■ Written exercise:
Your task is to gather the lines below that hold the string "JSON".

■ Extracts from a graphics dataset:
——————————
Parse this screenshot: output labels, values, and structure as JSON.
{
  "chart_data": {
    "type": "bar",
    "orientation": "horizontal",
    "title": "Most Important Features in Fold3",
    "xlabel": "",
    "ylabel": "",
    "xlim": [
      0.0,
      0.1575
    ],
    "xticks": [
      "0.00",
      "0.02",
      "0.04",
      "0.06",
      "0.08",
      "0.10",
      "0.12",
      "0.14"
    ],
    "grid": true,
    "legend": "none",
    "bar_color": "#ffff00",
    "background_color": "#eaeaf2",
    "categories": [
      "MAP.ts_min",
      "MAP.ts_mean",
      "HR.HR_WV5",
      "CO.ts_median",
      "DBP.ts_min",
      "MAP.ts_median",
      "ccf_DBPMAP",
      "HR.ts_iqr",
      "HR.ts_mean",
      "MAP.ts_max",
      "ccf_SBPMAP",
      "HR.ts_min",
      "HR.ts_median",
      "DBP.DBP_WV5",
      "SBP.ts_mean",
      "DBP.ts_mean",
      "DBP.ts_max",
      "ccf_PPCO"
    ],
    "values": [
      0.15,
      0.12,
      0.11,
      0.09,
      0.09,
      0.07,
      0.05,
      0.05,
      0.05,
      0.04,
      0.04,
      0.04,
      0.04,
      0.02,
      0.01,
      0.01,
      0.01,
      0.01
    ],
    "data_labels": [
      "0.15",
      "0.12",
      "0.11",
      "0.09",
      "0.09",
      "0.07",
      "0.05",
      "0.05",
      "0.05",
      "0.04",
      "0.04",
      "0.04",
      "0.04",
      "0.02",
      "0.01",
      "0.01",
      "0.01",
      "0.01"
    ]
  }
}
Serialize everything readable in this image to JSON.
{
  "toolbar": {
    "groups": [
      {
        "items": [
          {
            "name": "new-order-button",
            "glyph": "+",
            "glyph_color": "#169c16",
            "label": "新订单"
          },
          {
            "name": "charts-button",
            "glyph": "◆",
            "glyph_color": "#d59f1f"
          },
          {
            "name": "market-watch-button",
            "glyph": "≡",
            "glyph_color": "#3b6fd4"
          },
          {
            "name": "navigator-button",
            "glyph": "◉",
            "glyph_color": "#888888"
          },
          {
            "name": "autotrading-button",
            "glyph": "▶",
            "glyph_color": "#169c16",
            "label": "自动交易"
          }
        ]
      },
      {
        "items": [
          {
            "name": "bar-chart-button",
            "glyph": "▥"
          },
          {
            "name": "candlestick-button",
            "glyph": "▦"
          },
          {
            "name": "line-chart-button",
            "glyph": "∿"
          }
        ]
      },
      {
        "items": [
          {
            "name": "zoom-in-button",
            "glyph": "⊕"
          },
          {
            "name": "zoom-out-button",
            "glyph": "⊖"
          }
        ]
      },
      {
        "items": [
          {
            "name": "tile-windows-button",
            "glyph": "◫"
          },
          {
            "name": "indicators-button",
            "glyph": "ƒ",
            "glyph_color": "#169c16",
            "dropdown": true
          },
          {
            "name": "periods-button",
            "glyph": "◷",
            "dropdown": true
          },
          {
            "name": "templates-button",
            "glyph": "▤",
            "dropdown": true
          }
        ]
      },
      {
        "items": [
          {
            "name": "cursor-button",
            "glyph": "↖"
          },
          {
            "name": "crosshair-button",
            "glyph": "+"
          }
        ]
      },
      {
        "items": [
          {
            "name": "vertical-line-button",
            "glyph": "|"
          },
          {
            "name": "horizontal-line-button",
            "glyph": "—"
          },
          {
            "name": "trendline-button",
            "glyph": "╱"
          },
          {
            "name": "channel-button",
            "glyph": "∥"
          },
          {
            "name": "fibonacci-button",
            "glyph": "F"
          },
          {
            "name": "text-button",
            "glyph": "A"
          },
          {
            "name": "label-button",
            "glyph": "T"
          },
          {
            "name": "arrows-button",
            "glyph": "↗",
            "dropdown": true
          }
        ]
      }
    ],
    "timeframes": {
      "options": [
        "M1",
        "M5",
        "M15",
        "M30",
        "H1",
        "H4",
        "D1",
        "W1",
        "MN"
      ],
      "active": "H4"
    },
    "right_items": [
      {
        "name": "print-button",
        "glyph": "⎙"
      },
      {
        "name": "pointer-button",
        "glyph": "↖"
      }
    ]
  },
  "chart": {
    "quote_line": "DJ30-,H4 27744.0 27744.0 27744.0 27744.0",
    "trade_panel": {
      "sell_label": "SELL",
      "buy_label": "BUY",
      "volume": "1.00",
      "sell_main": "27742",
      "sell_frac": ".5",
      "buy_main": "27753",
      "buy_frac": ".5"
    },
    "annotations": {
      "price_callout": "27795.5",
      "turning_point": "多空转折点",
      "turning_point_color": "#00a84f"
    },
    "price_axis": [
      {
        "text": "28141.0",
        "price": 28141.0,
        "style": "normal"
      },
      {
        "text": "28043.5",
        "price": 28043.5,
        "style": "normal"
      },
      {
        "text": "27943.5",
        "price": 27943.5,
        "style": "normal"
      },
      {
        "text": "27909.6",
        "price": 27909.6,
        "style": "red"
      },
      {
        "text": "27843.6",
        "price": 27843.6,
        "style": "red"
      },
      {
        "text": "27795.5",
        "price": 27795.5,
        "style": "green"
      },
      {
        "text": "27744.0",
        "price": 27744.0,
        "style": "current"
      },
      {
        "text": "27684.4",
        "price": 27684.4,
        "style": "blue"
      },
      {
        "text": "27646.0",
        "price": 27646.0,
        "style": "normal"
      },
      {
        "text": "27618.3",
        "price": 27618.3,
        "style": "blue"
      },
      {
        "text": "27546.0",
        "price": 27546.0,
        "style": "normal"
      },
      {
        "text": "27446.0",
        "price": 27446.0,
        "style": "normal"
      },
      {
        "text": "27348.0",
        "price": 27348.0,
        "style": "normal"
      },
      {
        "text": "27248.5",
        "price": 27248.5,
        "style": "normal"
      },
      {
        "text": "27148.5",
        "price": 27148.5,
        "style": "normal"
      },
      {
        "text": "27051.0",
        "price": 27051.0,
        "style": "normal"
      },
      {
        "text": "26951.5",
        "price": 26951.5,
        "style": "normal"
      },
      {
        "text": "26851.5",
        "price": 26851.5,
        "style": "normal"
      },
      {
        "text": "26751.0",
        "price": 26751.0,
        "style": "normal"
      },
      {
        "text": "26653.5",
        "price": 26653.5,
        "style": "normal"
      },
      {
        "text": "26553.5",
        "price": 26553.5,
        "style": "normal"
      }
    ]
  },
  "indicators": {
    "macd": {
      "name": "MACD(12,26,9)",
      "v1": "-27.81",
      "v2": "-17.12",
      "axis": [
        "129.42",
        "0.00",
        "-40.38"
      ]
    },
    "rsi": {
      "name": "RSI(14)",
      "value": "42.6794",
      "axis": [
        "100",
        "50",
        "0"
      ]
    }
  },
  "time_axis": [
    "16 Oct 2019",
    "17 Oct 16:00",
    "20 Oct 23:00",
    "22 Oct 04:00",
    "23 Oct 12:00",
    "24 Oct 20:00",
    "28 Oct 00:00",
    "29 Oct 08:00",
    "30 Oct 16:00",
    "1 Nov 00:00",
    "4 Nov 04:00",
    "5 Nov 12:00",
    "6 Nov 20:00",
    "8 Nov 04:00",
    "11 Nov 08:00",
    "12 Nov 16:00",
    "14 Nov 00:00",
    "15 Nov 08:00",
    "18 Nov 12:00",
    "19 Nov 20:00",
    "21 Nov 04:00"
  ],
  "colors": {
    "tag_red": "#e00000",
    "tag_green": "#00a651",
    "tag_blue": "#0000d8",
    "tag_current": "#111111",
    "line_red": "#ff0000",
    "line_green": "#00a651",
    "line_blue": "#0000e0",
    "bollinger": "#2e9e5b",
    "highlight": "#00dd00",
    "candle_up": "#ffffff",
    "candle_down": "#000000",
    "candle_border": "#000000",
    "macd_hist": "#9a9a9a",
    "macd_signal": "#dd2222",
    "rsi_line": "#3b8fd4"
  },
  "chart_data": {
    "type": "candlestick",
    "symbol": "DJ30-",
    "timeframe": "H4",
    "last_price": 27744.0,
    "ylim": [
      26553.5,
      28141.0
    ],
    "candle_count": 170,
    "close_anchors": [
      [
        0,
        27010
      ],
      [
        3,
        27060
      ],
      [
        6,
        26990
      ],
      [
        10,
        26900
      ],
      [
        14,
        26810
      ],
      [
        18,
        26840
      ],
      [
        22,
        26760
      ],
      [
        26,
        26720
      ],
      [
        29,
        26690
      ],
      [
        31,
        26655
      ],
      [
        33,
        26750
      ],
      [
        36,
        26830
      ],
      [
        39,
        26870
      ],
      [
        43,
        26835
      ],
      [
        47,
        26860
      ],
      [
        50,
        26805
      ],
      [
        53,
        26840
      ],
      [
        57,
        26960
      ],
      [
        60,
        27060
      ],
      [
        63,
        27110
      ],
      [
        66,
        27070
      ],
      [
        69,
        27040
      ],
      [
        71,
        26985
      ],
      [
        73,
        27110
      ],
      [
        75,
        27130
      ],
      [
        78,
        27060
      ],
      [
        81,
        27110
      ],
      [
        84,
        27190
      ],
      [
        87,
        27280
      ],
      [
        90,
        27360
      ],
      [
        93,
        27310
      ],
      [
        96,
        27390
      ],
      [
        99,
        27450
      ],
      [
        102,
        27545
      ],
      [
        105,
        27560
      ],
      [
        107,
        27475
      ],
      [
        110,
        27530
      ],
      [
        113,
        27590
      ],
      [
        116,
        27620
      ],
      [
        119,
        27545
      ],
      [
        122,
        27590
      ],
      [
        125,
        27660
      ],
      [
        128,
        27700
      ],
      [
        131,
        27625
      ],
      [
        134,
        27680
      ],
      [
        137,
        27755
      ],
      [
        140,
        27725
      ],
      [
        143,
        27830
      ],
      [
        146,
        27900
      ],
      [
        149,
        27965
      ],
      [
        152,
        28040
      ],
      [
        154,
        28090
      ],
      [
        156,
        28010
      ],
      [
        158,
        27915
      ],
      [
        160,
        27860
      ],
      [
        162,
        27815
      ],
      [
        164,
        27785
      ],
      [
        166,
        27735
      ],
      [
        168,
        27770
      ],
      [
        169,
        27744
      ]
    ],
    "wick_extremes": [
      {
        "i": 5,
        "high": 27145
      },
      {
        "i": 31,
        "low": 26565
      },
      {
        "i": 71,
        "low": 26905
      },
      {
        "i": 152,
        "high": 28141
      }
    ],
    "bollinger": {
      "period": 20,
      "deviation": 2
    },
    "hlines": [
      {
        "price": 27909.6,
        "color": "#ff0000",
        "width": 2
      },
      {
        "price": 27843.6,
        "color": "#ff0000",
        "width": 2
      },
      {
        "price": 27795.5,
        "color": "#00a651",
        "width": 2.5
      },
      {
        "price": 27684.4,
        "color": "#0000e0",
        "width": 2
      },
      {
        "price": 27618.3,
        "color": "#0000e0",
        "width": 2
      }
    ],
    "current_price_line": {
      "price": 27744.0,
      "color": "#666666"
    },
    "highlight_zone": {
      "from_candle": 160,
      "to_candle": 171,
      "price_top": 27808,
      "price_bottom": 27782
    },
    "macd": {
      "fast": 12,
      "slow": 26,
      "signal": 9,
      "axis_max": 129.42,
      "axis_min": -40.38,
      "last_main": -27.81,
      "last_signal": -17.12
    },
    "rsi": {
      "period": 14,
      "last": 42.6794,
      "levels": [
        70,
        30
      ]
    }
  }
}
——————————
■ Solution:
Parse this screenshot: output labels, values, and structure as JSON.
Serialize everything readable in this image to JSON.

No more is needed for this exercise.